• DIRECTIVES:
1: Per the reports requirements text, what is not required for Kindergarten students?
2: Output the lines of the listing from its start through the line containing "bar: [82, 127, 141, 140]", inclusive, as a numbered list without blank lines.

• PROVIDED TEXT:
--------
Reports requirements

The department does not prescribe a reporting format. Based on the school's context and student needs, schools can decide on the format of their reports in partnership with parents and carers and the school community.

Each student report must include:

  • student attendance

  • whole school activities

  • student’s social development and commitment to learning

  • explanation of the grade scale used

  • a report for each key learning area, subject or course, each requiring

    • the outcomes assessed
    • A-E grades or word equivalent (Years 1-11) or Personalised Reporting Scale grade
    • key learning area, subject or course-specific comment

Social development and commitment to learning

Schools may choose to include information on a student’s social development and commitment to learning in each key learning area/subject/course, or they may choose to collate the information into a general overview of the student’s social development and commitment to learning.

If schools choose to take the second approach, it could be completed by the core teacher or the year adviser. It could even become a student’s self-assessment.

A scale to report on these areas is not mandated in the Curriculum Planning and Programming, Assessing and Reporting (CPPAR) policy. If schools do choose to use a scale, the various levels should be explained on the cover sheet of the report.

Schools have the option to choose the categories which best to applies to their context. Some examples include the general capabilities (such as critical and creative thinking, information and communication technology, personal and social capability), the school’s positive behaviour for learning goals such as resilience and respect, students’ engagement with feedback or students’ independent learning skills.

A–E common grade scale

Teachers make professional judgements, based on assessment data and teacher observation, about student achievement against the state-wide syllabus standards, particularly the syllabus outcomes and content. This professional judgement is done at key points in the learning cycle.

Kindergarten – The Common Grade Scale (A-E) or equivalent is not required for Kindergarten students. Reports should describe how a student’s achievement compares with syllabus standards through teachers’ comments.
--------
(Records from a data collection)
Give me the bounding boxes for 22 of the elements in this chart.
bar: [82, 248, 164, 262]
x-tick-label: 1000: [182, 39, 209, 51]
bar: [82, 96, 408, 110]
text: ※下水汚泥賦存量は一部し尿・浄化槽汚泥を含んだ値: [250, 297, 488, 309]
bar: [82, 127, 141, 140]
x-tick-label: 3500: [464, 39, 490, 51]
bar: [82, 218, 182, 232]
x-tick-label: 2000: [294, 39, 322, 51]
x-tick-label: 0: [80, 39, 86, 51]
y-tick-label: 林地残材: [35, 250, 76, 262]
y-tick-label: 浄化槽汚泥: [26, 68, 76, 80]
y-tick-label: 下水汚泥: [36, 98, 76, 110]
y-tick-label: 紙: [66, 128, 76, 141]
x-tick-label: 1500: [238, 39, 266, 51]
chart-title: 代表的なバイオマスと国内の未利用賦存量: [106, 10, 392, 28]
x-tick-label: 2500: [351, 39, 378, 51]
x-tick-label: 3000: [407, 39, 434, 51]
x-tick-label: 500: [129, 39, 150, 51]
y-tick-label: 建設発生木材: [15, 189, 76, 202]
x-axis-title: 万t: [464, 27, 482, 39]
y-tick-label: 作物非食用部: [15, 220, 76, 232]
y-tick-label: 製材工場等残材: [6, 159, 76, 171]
--------
• ANSWERS FOR THE EXERCISE:
1: The Common Grade Scale (A-E) or equivalent.

2:
1. Give me the bounding boxes for 22 of the elements in this chart.
2. bar: [82, 248, 164, 262]
3. x-tick-label: 1000: [182, 39, 209, 51]
4. bar: [82, 96, 408, 110]
5. text: ※下水汚泥賦存量は一部し尿・浄化槽汚泥を含んだ値: [250, 297, 488, 309]
6. bar: [82, 127, 141, 140]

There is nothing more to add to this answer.